#### [Given problem]
Take the entries below and print all of them exactly, please.

(begin)

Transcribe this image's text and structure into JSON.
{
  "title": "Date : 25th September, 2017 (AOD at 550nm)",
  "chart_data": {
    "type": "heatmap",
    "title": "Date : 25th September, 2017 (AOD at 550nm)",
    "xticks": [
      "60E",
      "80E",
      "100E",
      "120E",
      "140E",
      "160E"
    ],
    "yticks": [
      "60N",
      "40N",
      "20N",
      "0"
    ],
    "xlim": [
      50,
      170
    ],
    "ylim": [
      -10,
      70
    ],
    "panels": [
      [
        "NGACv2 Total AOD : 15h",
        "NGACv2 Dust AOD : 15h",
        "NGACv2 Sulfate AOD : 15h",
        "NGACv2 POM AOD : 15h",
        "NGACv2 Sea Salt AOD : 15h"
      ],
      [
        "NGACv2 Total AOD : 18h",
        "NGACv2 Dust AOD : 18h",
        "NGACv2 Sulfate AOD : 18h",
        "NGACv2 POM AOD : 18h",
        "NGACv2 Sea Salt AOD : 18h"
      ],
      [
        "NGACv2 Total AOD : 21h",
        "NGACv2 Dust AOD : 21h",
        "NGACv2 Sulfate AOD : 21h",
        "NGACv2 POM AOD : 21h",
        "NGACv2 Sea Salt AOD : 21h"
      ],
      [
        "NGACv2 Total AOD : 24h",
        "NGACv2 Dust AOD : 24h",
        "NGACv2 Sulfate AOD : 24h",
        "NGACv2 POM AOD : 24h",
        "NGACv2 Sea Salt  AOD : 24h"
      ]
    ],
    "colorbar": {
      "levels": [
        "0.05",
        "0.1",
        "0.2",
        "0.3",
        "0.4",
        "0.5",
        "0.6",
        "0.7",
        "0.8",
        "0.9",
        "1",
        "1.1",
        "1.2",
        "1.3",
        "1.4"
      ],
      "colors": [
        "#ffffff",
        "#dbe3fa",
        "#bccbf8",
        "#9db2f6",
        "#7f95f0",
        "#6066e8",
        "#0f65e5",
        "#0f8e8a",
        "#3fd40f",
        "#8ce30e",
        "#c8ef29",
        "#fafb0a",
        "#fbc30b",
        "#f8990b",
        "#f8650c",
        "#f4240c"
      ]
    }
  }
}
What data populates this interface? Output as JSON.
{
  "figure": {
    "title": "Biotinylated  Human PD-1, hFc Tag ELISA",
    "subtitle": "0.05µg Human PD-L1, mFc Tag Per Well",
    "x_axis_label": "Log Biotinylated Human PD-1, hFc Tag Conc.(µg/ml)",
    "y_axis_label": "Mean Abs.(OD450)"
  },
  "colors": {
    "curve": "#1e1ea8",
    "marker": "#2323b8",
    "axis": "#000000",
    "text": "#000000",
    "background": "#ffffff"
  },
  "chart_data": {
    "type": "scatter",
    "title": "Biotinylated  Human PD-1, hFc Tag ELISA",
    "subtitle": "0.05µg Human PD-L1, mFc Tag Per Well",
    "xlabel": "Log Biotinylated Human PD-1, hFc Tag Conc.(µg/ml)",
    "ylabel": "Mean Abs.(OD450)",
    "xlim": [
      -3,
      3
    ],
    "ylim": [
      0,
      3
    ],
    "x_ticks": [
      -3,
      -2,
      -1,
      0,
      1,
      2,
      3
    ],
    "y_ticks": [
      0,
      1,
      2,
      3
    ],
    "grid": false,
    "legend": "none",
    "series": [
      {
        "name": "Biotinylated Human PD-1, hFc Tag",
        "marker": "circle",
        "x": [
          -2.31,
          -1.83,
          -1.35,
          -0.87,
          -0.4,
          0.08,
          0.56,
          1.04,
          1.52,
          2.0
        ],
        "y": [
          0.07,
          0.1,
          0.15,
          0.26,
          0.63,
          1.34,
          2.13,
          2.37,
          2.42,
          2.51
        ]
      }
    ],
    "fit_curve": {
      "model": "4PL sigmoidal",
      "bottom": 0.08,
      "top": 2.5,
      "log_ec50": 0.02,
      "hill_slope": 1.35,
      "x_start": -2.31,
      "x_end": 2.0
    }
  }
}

(end)

#### [Expected answer]
Transcribe this image's text and structure into JSON.
{
  "title": "Date : 25th September, 2017 (AOD at 550nm)",
  "chart_data": {
    "type": "heatmap",
    "title": "Date : 25th September, 2017 (AOD at 550nm)",
    "xticks": [
      "60E",
      "80E",
      "100E",
      "120E",
      "140E",
      "160E"
    ],
    "yticks": [
      "60N",
      "40N",
      "20N",
      "0"
    ],
    "xlim": [
      50,
      170
    ],
    "ylim": [
      -10,
      70
    ],
    "panels": [
      [
        "NGACv2 Total AOD : 15h",
        "NGACv2 Dust AOD : 15h",
        "NGACv2 Sulfate AOD : 15h",
        "NGACv2 POM AOD : 15h",
        "NGACv2 Sea Salt AOD : 15h"
      ],
      [
        "NGACv2 Total AOD : 18h",
        "NGACv2 Dust AOD : 18h",
        "NGACv2 Sulfate AOD : 18h",
        "NGACv2 POM AOD : 18h",
        "NGACv2 Sea Salt AOD : 18h"
      ],
      [
        "NGACv2 Total AOD : 21h",
        "NGACv2 Dust AOD : 21h",
        "NGACv2 Sulfate AOD : 21h",
        "NGACv2 POM AOD : 21h",
        "NGACv2 Sea Salt AOD : 21h"
      ],
      [
        "NGACv2 Total AOD : 24h",
        "NGACv2 Dust AOD : 24h",
        "NGACv2 Sulfate AOD : 24h",
        "NGACv2 POM AOD : 24h",
        "NGACv2 Sea Salt  AOD : 24h"
      ]
    ],
    "colorbar": {
      "levels": [
        "0.05",
        "0.1",
        "0.2",
        "0.3",
        "0.4",
        "0.5",
        "0.6",
        "0.7",
        "0.8",
        "0.9",
        "1",
        "1.1",
        "1.2",
        "1.3",
        "1.4"
      ],
      "colors": [
        "#ffffff",
        "#dbe3fa",
        "#bccbf8",
        "#9db2f6",
        "#7f95f0",
        "#6066e8",
        "#0f65e5",
        "#0f8e8a",
        "#3fd40f",
        "#8ce30e",
        "#c8ef29",
        "#fafb0a",
        "#fbc30b",
        "#f8990b",
        "#f8650c",
        "#f4240c"
      ]
    }
  }
}
What data populates this interface? Output as JSON.
{
  "figure": {
    "title": "Biotinylated  Human PD-1, hFc Tag ELISA",
    "subtitle": "0.05µg Human PD-L1, mFc Tag Per Well",
    "x_axis_label": "Log Biotinylated Human PD-1, hFc Tag Conc.(µg/ml)",
    "y_axis_label": "Mean Abs.(OD450)"
  },
  "colors": {
    "curve": "#1e1ea8",
    "marker": "#2323b8",
    "axis": "#000000",
    "text": "#000000",
    "background": "#ffffff"
  },
  "chart_data": {
    "type": "scatter",
    "title": "Biotinylated  Human PD-1, hFc Tag ELISA",
    "subtitle": "0.05µg Human PD-L1, mFc Tag Per Well",
    "xlabel": "Log Biotinylated Human PD-1, hFc Tag Conc.(µg/ml)",
    "ylabel": "Mean Abs.(OD450)",
    "xlim": [
      -3,
      3
    ],
    "ylim": [
      0,
      3
    ],
    "x_ticks": [
      -3,
      -2,
      -1,
      0,
      1,
      2,
      3
    ],
    "y_ticks": [
      0,
      1,
      2,
      3
    ],
    "grid": false,
    "legend": "none",
    "series": [
      {
        "name": "Biotinylated Human PD-1, hFc Tag",
        "marker": "circle",
        "x": [
          -2.31,
          -1.83,
          -1.35,
          -0.87,
          -0.4,
          0.08,
          0.56,
          1.04,
          1.52,
          2.0
        ],
        "y": [
          0.07,
          0.1,
          0.15,
          0.26,
          0.63,
          1.34,
          2.13,
          2.37,
          2.42,
          2.51
        ]
      }
    ],
    "fit_curve": {
      "model": "4PL sigmoidal",
      "bottom": 0.08,
      "top": 2.5,
      "log_ec50": 0.02,
      "hill_slope": 1.35,
      "x_start": -2.31,
      "x_end": 2.0
    }
  }
}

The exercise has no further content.